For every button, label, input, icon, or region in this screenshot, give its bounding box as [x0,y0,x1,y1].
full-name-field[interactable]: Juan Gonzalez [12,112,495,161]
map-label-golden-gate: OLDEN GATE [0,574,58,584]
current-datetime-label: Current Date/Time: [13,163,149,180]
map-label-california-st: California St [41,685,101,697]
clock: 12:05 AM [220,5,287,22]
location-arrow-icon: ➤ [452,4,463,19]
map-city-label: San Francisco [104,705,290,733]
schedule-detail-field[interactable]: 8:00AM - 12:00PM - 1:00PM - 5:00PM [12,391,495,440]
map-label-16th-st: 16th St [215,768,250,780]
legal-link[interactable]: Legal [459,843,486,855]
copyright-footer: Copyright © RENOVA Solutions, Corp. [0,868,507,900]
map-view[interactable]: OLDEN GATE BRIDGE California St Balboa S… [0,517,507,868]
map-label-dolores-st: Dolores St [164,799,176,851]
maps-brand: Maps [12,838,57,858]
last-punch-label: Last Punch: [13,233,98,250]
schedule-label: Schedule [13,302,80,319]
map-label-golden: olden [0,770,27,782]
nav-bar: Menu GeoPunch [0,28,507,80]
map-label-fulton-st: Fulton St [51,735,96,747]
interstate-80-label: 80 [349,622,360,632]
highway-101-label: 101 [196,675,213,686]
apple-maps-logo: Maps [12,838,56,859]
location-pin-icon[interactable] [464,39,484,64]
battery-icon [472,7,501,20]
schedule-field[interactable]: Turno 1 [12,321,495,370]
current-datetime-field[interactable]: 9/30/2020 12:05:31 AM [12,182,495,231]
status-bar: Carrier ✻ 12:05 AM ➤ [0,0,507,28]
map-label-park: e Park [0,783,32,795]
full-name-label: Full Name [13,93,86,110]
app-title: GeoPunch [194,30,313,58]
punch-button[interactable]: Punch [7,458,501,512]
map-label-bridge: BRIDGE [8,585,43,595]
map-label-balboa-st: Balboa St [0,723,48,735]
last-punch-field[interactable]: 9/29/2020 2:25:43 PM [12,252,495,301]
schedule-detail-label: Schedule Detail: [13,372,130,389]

══════════════════════════════

■ **Directions**
Reproduce every line of the item above character for character, from the first line through the last.

■ **Result of this task**
For every button, label, input, icon, or region in this screenshot, give its bounding box as [x0,y0,x1,y1].
full-name-field[interactable]: Juan Gonzalez [12,112,495,161]
map-label-golden-gate: OLDEN GATE [0,574,58,584]
current-datetime-label: Current Date/Time: [13,163,149,180]
map-label-california-st: California St [41,685,101,697]
clock: 12:05 AM [220,5,287,22]
location-arrow-icon: ➤ [452,4,463,19]
map-city-label: San Francisco [104,705,290,733]
schedule-detail-field[interactable]: 8:00AM - 12:00PM - 1:00PM - 5:00PM [12,391,495,440]
map-label-16th-st: 16th St [215,768,250,780]
legal-link[interactable]: Legal [459,843,486,855]
copyright-footer: Copyright © RENOVA Solutions, Corp. [0,868,507,900]
map-view[interactable]: OLDEN GATE BRIDGE California St Balboa S… [0,517,507,868]
map-label-dolores-st: Dolores St [164,799,176,851]
maps-brand: Maps [12,838,57,858]
last-punch-label: Last Punch: [13,233,98,250]
schedule-label: Schedule [13,302,80,319]
map-label-golden: olden [0,770,27,782]
nav-bar: Menu GeoPunch [0,28,507,80]
map-label-fulton-st: Fulton St [51,735,96,747]
interstate-80-label: 80 [349,622,360,632]
highway-101-label: 101 [196,675,213,686]
apple-maps-logo: Maps [12,838,56,859]
location-pin-icon[interactable] [464,39,484,64]
battery-icon [472,7,501,20]
schedule-field[interactable]: Turno 1 [12,321,495,370]
current-datetime-field[interactable]: 9/30/2020 12:05:31 AM [12,182,495,231]
status-bar: Carrier ✻ 12:05 AM ➤ [0,0,507,28]
map-label-park: e Park [0,783,32,795]
full-name-label: Full Name [13,93,86,110]
app-title: GeoPunch [194,30,313,58]
punch-button[interactable]: Punch [7,458,501,512]
map-label-bridge: BRIDGE [8,585,43,595]
map-label-balboa-st: Balboa St [0,723,48,735]
last-punch-field[interactable]: 9/29/2020 2:25:43 PM [12,252,495,301]
schedule-detail-label: Schedule Detail: [13,372,130,389]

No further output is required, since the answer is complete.